## WHAT THE TASK ASKS
All the entries need to be quoted exactly, apart from the pictures, which you should drop.

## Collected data
┌──

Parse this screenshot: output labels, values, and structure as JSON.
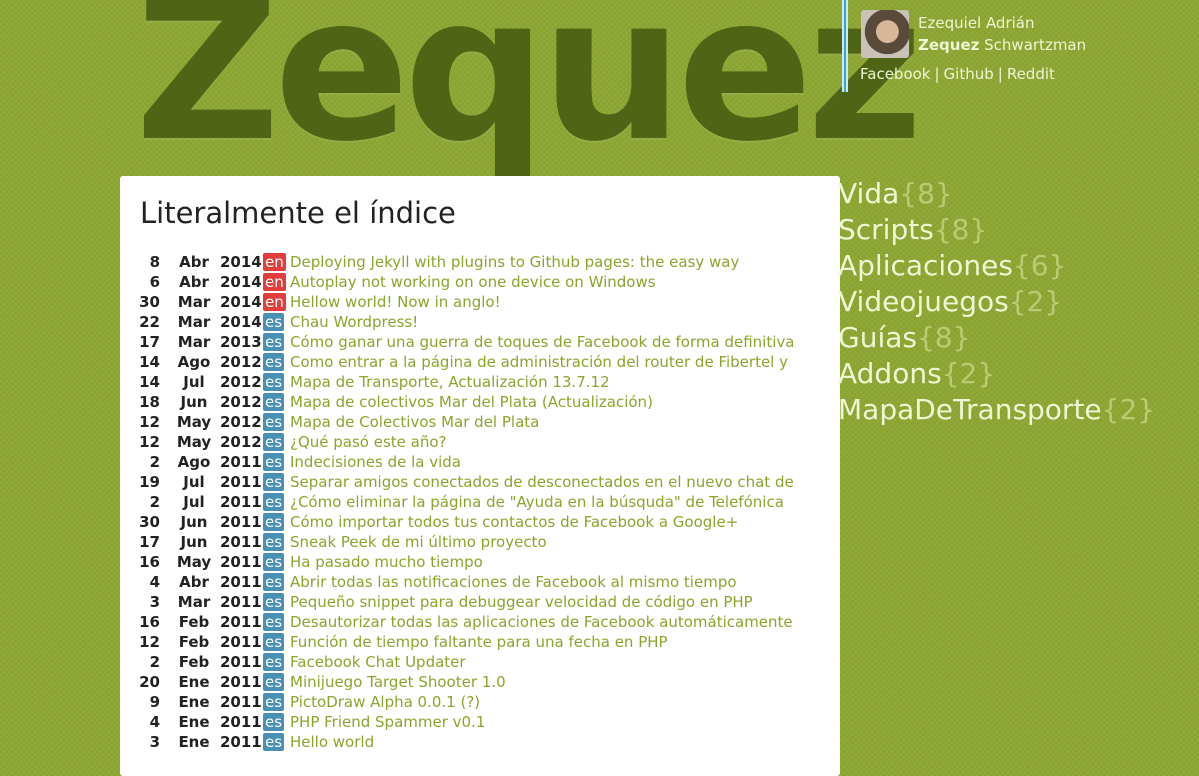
{
  "site": {
    "logo": "Zequez"
  },
  "author": {
    "first_name": "Ezequiel Adrián",
    "nickname": "Zequez",
    "last_name": "Schwartzman",
    "links": [
      "Facebook",
      "Github",
      "Reddit"
    ],
    "separator": "|"
  },
  "main": {
    "title": "Literalmente el índice"
  },
  "posts": [
    {
      "day": "8",
      "month": "Abr",
      "year": "2014",
      "lang": "en",
      "title": "Deploying Jekyll with plugins to Github pages: the easy way"
    },
    {
      "day": "6",
      "month": "Abr",
      "year": "2014",
      "lang": "en",
      "title": "Autoplay not working on one device on Windows"
    },
    {
      "day": "30",
      "month": "Mar",
      "year": "2014",
      "lang": "en",
      "title": "Hellow world! Now in anglo!"
    },
    {
      "day": "22",
      "month": "Mar",
      "year": "2014",
      "lang": "es",
      "title": "Chau Wordpress!"
    },
    {
      "day": "17",
      "month": "Mar",
      "year": "2013",
      "lang": "es",
      "title": "Cómo ganar una guerra de toques de Facebook de forma definitiva"
    },
    {
      "day": "14",
      "month": "Ago",
      "year": "2012",
      "lang": "es",
      "title": "Como entrar a la página de administración del router de Fibertel y"
    },
    {
      "day": "14",
      "month": "Jul",
      "year": "2012",
      "lang": "es",
      "title": "Mapa de Transporte, Actualización 13.7.12"
    },
    {
      "day": "18",
      "month": "Jun",
      "year": "2012",
      "lang": "es",
      "title": "Mapa de colectivos Mar del Plata (Actualización)"
    },
    {
      "day": "12",
      "month": "May",
      "year": "2012",
      "lang": "es",
      "title": "Mapa de Colectivos Mar del Plata"
    },
    {
      "day": "12",
      "month": "May",
      "year": "2012",
      "lang": "es",
      "title": "¿Qué pasó este año?"
    },
    {
      "day": "2",
      "month": "Ago",
      "year": "2011",
      "lang": "es",
      "title": "Indecisiones de la vida"
    },
    {
      "day": "19",
      "month": "Jul",
      "year": "2011",
      "lang": "es",
      "title": "Separar amigos conectados de desconectados en el nuevo chat de"
    },
    {
      "day": "2",
      "month": "Jul",
      "year": "2011",
      "lang": "es",
      "title": "¿Cómo eliminar la página de \"Ayuda en la búsquda\" de Telefónica"
    },
    {
      "day": "30",
      "month": "Jun",
      "year": "2011",
      "lang": "es",
      "title": "Cómo importar todos tus contactos de Facebook a Google+"
    },
    {
      "day": "17",
      "month": "Jun",
      "year": "2011",
      "lang": "es",
      "title": "Sneak Peek de mi último proyecto"
    },
    {
      "day": "16",
      "month": "May",
      "year": "2011",
      "lang": "es",
      "title": "Ha pasado mucho tiempo"
    },
    {
      "day": "4",
      "month": "Abr",
      "year": "2011",
      "lang": "es",
      "title": "Abrir todas las notificaciones de Facebook al mismo tiempo"
    },
    {
      "day": "3",
      "month": "Mar",
      "year": "2011",
      "lang": "es",
      "title": "Pequeño snippet para debuggear velocidad de código en PHP"
    },
    {
      "day": "16",
      "month": "Feb",
      "year": "2011",
      "lang": "es",
      "title": "Desautorizar todas las aplicaciones de Facebook automáticamente"
    },
    {
      "day": "12",
      "month": "Feb",
      "year": "2011",
      "lang": "es",
      "title": "Función de tiempo faltante para una fecha en PHP"
    },
    {
      "day": "2",
      "month": "Feb",
      "year": "2011",
      "lang": "es",
      "title": "Facebook Chat Updater"
    },
    {
      "day": "20",
      "month": "Ene",
      "year": "2011",
      "lang": "es",
      "title": "Minijuego Target Shooter 1.0"
    },
    {
      "day": "9",
      "month": "Ene",
      "year": "2011",
      "lang": "es",
      "title": "PictoDraw Alpha 0.0.1 (?)"
    },
    {
      "day": "4",
      "month": "Ene",
      "year": "2011",
      "lang": "es",
      "title": "PHP Friend Spammer v0.1"
    },
    {
      "day": "3",
      "month": "Ene",
      "year": "2011",
      "lang": "es",
      "title": "Hello world"
    }
  ],
  "categories": [
    {
      "name": "Vida",
      "count": "{8}"
    },
    {
      "name": "Scripts",
      "count": "{8}"
    },
    {
      "name": "Aplicaciones",
      "count": "{6}"
    },
    {
      "name": "Videojuegos",
      "count": "{2}"
    },
    {
      "name": "Guías",
      "count": "{8}"
    },
    {
      "name": "Addons",
      "count": "{2}"
    },
    {
      "name": "MapaDeTransporte",
      "count": "{2}"
    }
  ],
  "colors": {
    "background": "#8ea634",
    "logo": "#4f6515",
    "lang_en": "#e23d3d",
    "lang_es": "#4a8fb5",
    "post_link": "#8aa52c",
    "author_bar": "#3fa5c6"
  }
}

└──

## RESULT OF THIS TASK
Parse this screenshot: output labels, values, and structure as JSON.
{
  "site": {
    "logo": "Zequez"
  },
  "author": {
    "first_name": "Ezequiel Adrián",
    "nickname": "Zequez",
    "last_name": "Schwartzman",
    "links": [
      "Facebook",
      "Github",
      "Reddit"
    ],
    "separator": "|"
  },
  "main": {
    "title": "Literalmente el índice"
  },
  "posts": [
    {
      "day": "8",
      "month": "Abr",
      "year": "2014",
      "lang": "en",
      "title": "Deploying Jekyll with plugins to Github pages: the easy way"
    },
    {
      "day": "6",
      "month": "Abr",
      "year": "2014",
      "lang": "en",
      "title": "Autoplay not working on one device on Windows"
    },
    {
      "day": "30",
      "month": "Mar",
      "year": "2014",
      "lang": "en",
      "title": "Hellow world! Now in anglo!"
    },
    {
      "day": "22",
      "month": "Mar",
      "year": "2014",
      "lang": "es",
      "title": "Chau Wordpress!"
    },
    {
      "day": "17",
      "month": "Mar",
      "year": "2013",
      "lang": "es",
      "title": "Cómo ganar una guerra de toques de Facebook de forma definitiva"
    },
    {
      "day": "14",
      "month": "Ago",
      "year": "2012",
      "lang": "es",
      "title": "Como entrar a la página de administración del router de Fibertel y"
    },
    {
      "day": "14",
      "month": "Jul",
      "year": "2012",
      "lang": "es",
      "title": "Mapa de Transporte, Actualización 13.7.12"
    },
    {
      "day": "18",
      "month": "Jun",
      "year": "2012",
      "lang": "es",
      "title": "Mapa de colectivos Mar del Plata (Actualización)"
    },
    {
      "day": "12",
      "month": "May",
      "year": "2012",
      "lang": "es",
      "title": "Mapa de Colectivos Mar del Plata"
    },
    {
      "day": "12",
      "month": "May",
      "year": "2012",
      "lang": "es",
      "title": "¿Qué pasó este año?"
    },
    {
      "day": "2",
      "month": "Ago",
      "year": "2011",
      "lang": "es",
      "title": "Indecisiones de la vida"
    },
    {
      "day": "19",
      "month": "Jul",
      "year": "2011",
      "lang": "es",
      "title": "Separar amigos conectados de desconectados en el nuevo chat de"
    },
    {
      "day": "2",
      "month": "Jul",
      "year": "2011",
      "lang": "es",
      "title": "¿Cómo eliminar la página de \"Ayuda en la búsquda\" de Telefónica"
    },
    {
      "day": "30",
      "month": "Jun",
      "year": "2011",
      "lang": "es",
      "title": "Cómo importar todos tus contactos de Facebook a Google+"
    },
    {
      "day": "17",
      "month": "Jun",
      "year": "2011",
      "lang": "es",
      "title": "Sneak Peek de mi último proyecto"
    },
    {
      "day": "16",
      "month": "May",
      "year": "2011",
      "lang": "es",
      "title": "Ha pasado mucho tiempo"
    },
    {
      "day": "4",
      "month": "Abr",
      "year": "2011",
      "lang": "es",
      "title": "Abrir todas las notificaciones de Facebook al mismo tiempo"
    },
    {
      "day": "3",
      "month": "Mar",
      "year": "2011",
      "lang": "es",
      "title": "Pequeño snippet para debuggear velocidad de código en PHP"
    },
    {
      "day": "16",
      "month": "Feb",
      "year": "2011",
      "lang": "es",
      "title": "Desautorizar todas las aplicaciones de Facebook automáticamente"
    },
    {
      "day": "12",
      "month": "Feb",
      "year": "2011",
      "lang": "es",
      "title": "Función de tiempo faltante para una fecha en PHP"
    },
    {
      "day": "2",
      "month": "Feb",
      "year": "2011",
      "lang": "es",
      "title": "Facebook Chat Updater"
    },
    {
      "day": "20",
      "month": "Ene",
      "year": "2011",
      "lang": "es",
      "title": "Minijuego Target Shooter 1.0"
    },
    {
      "day": "9",
      "month": "Ene",
      "year": "2011",
      "lang": "es",
      "title": "PictoDraw Alpha 0.0.1 (?)"
    },
    {
      "day": "4",
      "month": "Ene",
      "year": "2011",
      "lang": "es",
      "title": "PHP Friend Spammer v0.1"
    },
    {
      "day": "3",
      "month": "Ene",
      "year": "2011",
      "lang": "es",
      "title": "Hello world"
    }
  ],
  "categories": [
    {
      "name": "Vida",
      "count": "{8}"
    },
    {
      "name": "Scripts",
      "count": "{8}"
    },
    {
      "name": "Aplicaciones",
      "count": "{6}"
    },
    {
      "name": "Videojuegos",
      "count": "{2}"
    },
    {
      "name": "Guías",
      "count": "{8}"
    },
    {
      "name": "Addons",
      "count": "{2}"
    },
    {
      "name": "MapaDeTransporte",
      "count": "{2}"
    }
  ],
  "colors": {
    "background": "#8ea634",
    "logo": "#4f6515",
    "lang_en": "#e23d3d",
    "lang_es": "#4a8fb5",
    "post_link": "#8aa52c",
    "author_bar": "#3fa5c6"
  }
}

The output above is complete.